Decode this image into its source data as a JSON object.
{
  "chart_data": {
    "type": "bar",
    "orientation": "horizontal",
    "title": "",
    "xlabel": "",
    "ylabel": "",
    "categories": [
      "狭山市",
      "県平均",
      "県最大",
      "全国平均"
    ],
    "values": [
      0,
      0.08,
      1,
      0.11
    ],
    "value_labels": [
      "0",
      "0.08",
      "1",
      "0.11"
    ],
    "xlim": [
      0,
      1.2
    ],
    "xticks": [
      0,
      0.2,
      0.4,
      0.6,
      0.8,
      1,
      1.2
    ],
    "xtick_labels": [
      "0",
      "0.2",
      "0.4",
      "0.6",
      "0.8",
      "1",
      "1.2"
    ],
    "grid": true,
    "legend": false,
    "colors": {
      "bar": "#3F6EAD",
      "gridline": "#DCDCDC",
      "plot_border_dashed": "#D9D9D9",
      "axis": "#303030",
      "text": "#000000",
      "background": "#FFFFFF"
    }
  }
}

◇ ◇ ◇ ◇

→ WORK REQUIRED: Give back the whole listing exactly as it reads.

→ FULL OUTPUT:
Decode this image into its source data as a JSON object.
{
  "chart_data": {
    "type": "bar",
    "orientation": "horizontal",
    "title": "",
    "xlabel": "",
    "ylabel": "",
    "categories": [
      "狭山市",
      "県平均",
      "県最大",
      "全国平均"
    ],
    "values": [
      0,
      0.08,
      1,
      0.11
    ],
    "value_labels": [
      "0",
      "0.08",
      "1",
      "0.11"
    ],
    "xlim": [
      0,
      1.2
    ],
    "xticks": [
      0,
      0.2,
      0.4,
      0.6,
      0.8,
      1,
      1.2
    ],
    "xtick_labels": [
      "0",
      "0.2",
      "0.4",
      "0.6",
      "0.8",
      "1",
      "1.2"
    ],
    "grid": true,
    "legend": false,
    "colors": {
      "bar": "#3F6EAD",
      "gridline": "#DCDCDC",
      "plot_border_dashed": "#D9D9D9",
      "axis": "#303030",
      "text": "#000000",
      "background": "#FFFFFF"
    }
  }
}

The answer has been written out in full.